Provide an exact reproduction of every entry.

- _Dataset records_:
============================================================

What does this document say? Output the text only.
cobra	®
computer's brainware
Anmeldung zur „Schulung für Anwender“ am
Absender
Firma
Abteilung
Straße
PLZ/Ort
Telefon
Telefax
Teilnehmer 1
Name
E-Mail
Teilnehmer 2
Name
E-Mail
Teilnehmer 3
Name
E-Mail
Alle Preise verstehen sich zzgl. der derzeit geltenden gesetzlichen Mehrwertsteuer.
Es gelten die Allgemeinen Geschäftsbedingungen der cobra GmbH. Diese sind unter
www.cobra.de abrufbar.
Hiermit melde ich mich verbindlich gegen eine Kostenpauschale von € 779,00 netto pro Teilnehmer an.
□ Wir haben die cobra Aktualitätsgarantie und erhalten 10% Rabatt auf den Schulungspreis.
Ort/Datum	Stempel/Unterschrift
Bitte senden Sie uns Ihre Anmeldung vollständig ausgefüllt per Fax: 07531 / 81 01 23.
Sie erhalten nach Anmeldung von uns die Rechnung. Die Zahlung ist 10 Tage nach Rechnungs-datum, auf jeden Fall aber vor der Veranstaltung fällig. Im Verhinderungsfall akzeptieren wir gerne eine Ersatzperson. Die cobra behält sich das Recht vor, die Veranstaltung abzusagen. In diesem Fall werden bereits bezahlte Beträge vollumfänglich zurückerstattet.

============================================================

- _Result_:
What does this document say? Output the text only.
cobra	®
computer's brainware
Anmeldung zur „Schulung für Anwender“ am
Absender
Firma
Abteilung
Straße
PLZ/Ort
Telefon
Telefax
Teilnehmer 1
Name
E-Mail
Teilnehmer 2
Name
E-Mail
Teilnehmer 3
Name
E-Mail
Alle Preise verstehen sich zzgl. der derzeit geltenden gesetzlichen Mehrwertsteuer.
Es gelten die Allgemeinen Geschäftsbedingungen der cobra GmbH. Diese sind unter
www.cobra.de abrufbar.
Hiermit melde ich mich verbindlich gegen eine Kostenpauschale von € 779,00 netto pro Teilnehmer an.
□ Wir haben die cobra Aktualitätsgarantie und erhalten 10% Rabatt auf den Schulungspreis.
Ort/Datum	Stempel/Unterschrift
Bitte senden Sie uns Ihre Anmeldung vollständig ausgefüllt per Fax: 07531 / 81 01 23.
Sie erhalten nach Anmeldung von uns die Rechnung. Die Zahlung ist 10 Tage nach Rechnungs-datum, auf jeden Fall aber vor der Veranstaltung fällig. Im Verhinderungsfall akzeptieren wir gerne eine Ersatzperson. Die cobra behält sich das Recht vor, die Veranstaltung abzusagen. In diesem Fall werden bereits bezahlte Beträge vollumfänglich zurückerstattet.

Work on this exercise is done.